# [Records to use]
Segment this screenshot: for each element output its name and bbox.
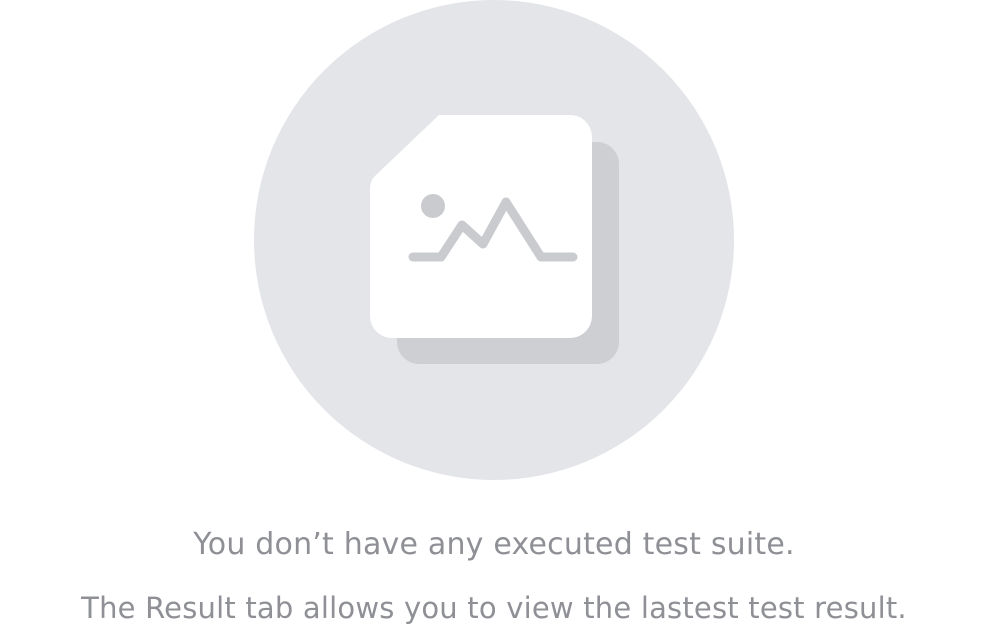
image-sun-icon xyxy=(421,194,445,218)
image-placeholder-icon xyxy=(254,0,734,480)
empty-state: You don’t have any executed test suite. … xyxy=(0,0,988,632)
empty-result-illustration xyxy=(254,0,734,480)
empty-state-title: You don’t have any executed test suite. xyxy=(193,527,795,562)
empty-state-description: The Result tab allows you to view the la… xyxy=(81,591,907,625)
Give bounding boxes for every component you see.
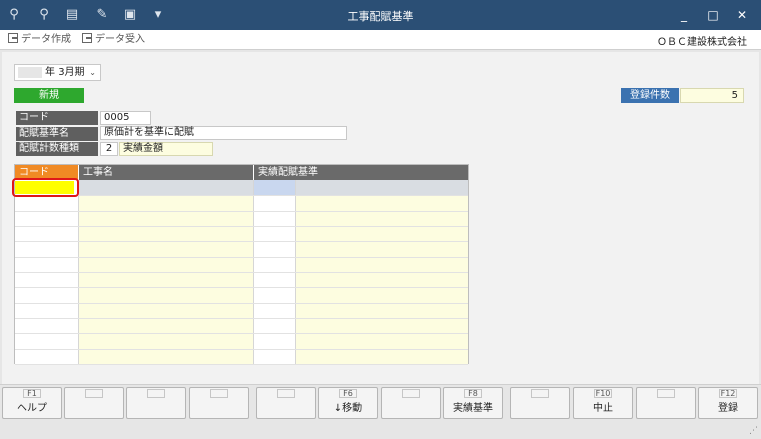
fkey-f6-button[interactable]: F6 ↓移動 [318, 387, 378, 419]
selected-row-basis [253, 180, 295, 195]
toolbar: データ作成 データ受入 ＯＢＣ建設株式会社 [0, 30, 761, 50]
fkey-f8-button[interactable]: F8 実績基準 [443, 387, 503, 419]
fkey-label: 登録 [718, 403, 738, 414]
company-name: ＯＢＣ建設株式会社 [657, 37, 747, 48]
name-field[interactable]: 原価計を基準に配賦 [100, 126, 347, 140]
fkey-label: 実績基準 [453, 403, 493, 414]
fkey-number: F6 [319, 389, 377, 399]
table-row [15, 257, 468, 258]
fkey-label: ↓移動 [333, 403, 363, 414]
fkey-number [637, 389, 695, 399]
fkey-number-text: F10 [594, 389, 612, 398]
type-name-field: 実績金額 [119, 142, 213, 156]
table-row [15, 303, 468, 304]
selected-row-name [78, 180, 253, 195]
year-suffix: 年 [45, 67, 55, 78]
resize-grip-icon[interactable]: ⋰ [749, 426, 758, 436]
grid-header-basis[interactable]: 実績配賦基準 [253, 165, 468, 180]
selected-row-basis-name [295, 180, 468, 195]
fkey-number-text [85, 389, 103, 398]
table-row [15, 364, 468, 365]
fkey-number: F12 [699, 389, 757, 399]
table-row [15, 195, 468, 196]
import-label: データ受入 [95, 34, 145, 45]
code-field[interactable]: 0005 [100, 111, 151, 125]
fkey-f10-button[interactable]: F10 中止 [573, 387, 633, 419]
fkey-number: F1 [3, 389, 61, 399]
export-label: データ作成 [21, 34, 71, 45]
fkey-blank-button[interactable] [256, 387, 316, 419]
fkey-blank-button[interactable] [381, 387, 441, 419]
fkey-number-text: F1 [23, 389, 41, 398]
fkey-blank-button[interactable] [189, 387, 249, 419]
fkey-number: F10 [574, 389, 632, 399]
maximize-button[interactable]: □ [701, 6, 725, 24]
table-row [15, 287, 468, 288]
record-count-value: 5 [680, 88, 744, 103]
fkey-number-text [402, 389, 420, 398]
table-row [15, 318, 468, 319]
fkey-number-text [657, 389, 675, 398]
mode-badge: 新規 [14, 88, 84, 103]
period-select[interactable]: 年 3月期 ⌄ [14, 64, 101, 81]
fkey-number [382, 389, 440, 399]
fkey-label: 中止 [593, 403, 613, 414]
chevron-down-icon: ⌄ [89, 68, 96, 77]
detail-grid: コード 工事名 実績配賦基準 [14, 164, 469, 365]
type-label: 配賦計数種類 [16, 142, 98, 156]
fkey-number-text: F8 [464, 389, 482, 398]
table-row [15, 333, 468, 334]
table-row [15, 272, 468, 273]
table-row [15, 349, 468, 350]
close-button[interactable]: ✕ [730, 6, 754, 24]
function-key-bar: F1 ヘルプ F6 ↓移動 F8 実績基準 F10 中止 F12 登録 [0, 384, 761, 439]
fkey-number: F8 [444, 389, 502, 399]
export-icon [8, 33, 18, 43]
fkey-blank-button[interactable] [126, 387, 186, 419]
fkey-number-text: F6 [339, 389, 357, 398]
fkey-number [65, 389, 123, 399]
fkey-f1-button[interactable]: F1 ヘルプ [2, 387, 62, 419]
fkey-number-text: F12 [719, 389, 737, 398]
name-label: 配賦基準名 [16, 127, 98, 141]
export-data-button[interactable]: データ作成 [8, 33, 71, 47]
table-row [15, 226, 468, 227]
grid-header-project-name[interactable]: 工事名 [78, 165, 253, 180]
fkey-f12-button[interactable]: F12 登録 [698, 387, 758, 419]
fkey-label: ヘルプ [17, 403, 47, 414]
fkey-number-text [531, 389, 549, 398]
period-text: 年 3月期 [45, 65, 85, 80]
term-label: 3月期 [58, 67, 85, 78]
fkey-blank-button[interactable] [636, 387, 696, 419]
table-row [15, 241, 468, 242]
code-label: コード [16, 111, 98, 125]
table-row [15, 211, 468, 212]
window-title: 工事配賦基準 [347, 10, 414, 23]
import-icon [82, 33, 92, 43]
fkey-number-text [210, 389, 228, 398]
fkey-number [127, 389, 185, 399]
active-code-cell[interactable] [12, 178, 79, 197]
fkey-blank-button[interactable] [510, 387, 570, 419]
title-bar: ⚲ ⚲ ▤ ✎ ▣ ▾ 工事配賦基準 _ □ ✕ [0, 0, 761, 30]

# [To be done]
Arrange every line of the listing above as a Markdown table with the columns Number and Entry, skipping blank lines and leaving the pictures out.

# [The result]
| Number | Entry |
|---|---|
| 1 | Segment this screenshot: for each element output its name and bbox. |
| 2 | image-sun-icon xyxy=(421,194,445,218) |
| 3 | image-placeholder-icon xyxy=(254,0,734,480) |
| 4 | empty-state: You don’t have any executed test suite. … xyxy=(0,0,988,632) |
| 5 | empty-result-illustration xyxy=(254,0,734,480) |
| 6 | empty-state-title: You don’t have any executed test suite. xyxy=(193,527,795,562) |
| 7 | empty-state-description: The Result tab allows you to view the la… xyxy=(81,591,907,625) |
| 8 | Give bounding boxes for every component you see. |
| 9 | fkey-f6-button[interactable]: F6 ↓移動 [318, 387, 378, 419] |
| 10 | selected-row-basis [253, 180, 295, 195] |
| 11 | toolbar: データ作成 データ受入 ＯＢＣ建設株式会社 [0, 30, 761, 50] |
| 12 | fkey-f8-button[interactable]: F8 実績基準 [443, 387, 503, 419] |
| 13 | fkey-label: 登録 [718, 403, 738, 414] |
| 14 | company-name: ＯＢＣ建設株式会社 [657, 37, 747, 48] |
| 15 | name-field[interactable]: 原価計を基準に配賦 [100, 126, 347, 140] |
| 16 | fkey-label: 実績基準 [453, 403, 493, 414] |
| 17 | fkey-number: F6 [319, 389, 377, 399] |
| 18 | table-row [15, 257, 468, 258] |
| 19 | fkey-label: ↓移動 [333, 403, 363, 414] |
| 20 | fkey-number [637, 389, 695, 399] |
| 21 | fkey-number-text: F10 [594, 389, 612, 398] |
| 22 | type-name-field: 実績金額 [119, 142, 213, 156] |
| 23 | table-row [15, 303, 468, 304] |
| 24 | selected-row-name [78, 180, 253, 195] |
| 25 | year-suffix: 年 [45, 67, 55, 78] |
| 26 | resize-grip-icon[interactable]: ⋰ [749, 426, 758, 436] |
| 27 | grid-header-basis[interactable]: 実績配賦基準 [253, 165, 468, 180] |
| 28 | selected-row-basis-name [295, 180, 468, 195] |
| 29 | fkey-number-text [85, 389, 103, 398] |
| 30 | table-row [15, 364, 468, 365] |
| 31 | fkey-number: F12 [699, 389, 757, 399] |
| 32 | table-row [15, 195, 468, 196] |
| 33 | import-label: データ受入 [95, 34, 145, 45] |
| 34 | code-field[interactable]: 0005 [100, 111, 151, 125] |
| 35 | fkey-f10-button[interactable]: F10 中止 [573, 387, 633, 419] |
| 36 | fkey-number: F1 [3, 389, 61, 399] |
| 37 | export-label: データ作成 [21, 34, 71, 45] |
| 38 | fkey-blank-button[interactable] [256, 387, 316, 419] |
| 39 | fkey-blank-button[interactable] [381, 387, 441, 419] |
| 40 | fkey-number-text: F1 [23, 389, 41, 398] |
| 41 | fkey-blank-button[interactable] [189, 387, 249, 419] |
| 42 | fkey-number: F10 [574, 389, 632, 399] |
| 43 | maximize-button[interactable]: □ [701, 6, 725, 24] |
| 44 | table-row [15, 287, 468, 288] |
| 45 | record-count-value: 5 [680, 88, 744, 103] |
| 46 | fkey-number-text [402, 389, 420, 398] |
| 47 | table-row [15, 318, 468, 319] |
| 48 | fkey-number-text [657, 389, 675, 398] |
| 49 | mode-badge: 新規 [14, 88, 84, 103] |
| 50 | period-select[interactable]: 年 3月期 ⌄ [14, 64, 101, 81] |
| 51 | fkey-number [382, 389, 440, 399] |
| 52 | fkey-label: 中止 [593, 403, 613, 414] |
| 53 | chevron-down-icon: ⌄ [89, 68, 96, 77] |
| 54 | detail-grid: コード 工事名 実績配賦基準 [14, 164, 469, 365] |
| 55 | type-label: 配賦計数種類 [16, 142, 98, 156] |
| 56 | fkey-number-text: F8 [464, 389, 482, 398] |
| 57 | table-row [15, 333, 468, 334] |
| 58 | table-row [15, 272, 468, 273] |
| 59 | table-row [15, 349, 468, 350] |
| 60 | close-button[interactable]: ✕ [730, 6, 754, 24] |
| 61 | function-key-bar: F1 ヘルプ F6 ↓移動 F8 実績基準 F10 中止 F12 登録 [0, 384, 761, 439] |
| 62 | fkey-number: F8 [444, 389, 502, 399] |
| 63 | export-icon [8, 33, 18, 43] |
| 64 | fkey-blank-button[interactable] [126, 387, 186, 419] |
| 65 | fkey-number-text: F6 [339, 389, 357, 398] |
| 66 | fkey-number [65, 389, 123, 399] |
| 67 | fkey-f1-button[interactable]: F1 ヘルプ [2, 387, 62, 419] |
| 68 | fkey-number-text: F12 [719, 389, 737, 398] |
| 69 | name-label: 配賦基準名 [16, 127, 98, 141] |
| 70 | export-data-button[interactable]: データ作成 [8, 33, 71, 47] |
| 71 | table-row [15, 226, 468, 227] |
| 72 | grid-header-project-name[interactable]: 工事名 [78, 165, 253, 180] |
| 73 | fkey-f12-button[interactable]: F12 登録 [698, 387, 758, 419] |
| 74 | fkey-label: ヘルプ [17, 403, 47, 414] |
| 75 | fkey-number-text [531, 389, 549, 398] |
| 76 | period-text: 年 3月期 [45, 65, 85, 80] |
| 77 | term-label: 3月期 [58, 67, 85, 78] |
| 78 | fkey-blank-button[interactable] [636, 387, 696, 419] |
| 79 | table-row [15, 241, 468, 242] |
| 80 | code-label: コード [16, 111, 98, 125] |
| 81 | table-row [15, 211, 468, 212] |
| 82 | window-title: 工事配賦基準 [347, 10, 414, 23] |
| 83 | import-icon [82, 33, 92, 43] |
| 84 | fkey-number-text [210, 389, 228, 398] |
| 85 | fkey-number [127, 389, 185, 399] |
| 86 | active-code-cell[interactable] [12, 178, 79, 197] |
| 87 | fkey-blank-button[interactable] [510, 387, 570, 419] |
| 88 | title-bar: ⚲ ⚲ ▤ ✎ ▣ ▾ 工事配賦基準 _ □ ✕ [0, 0, 761, 30] |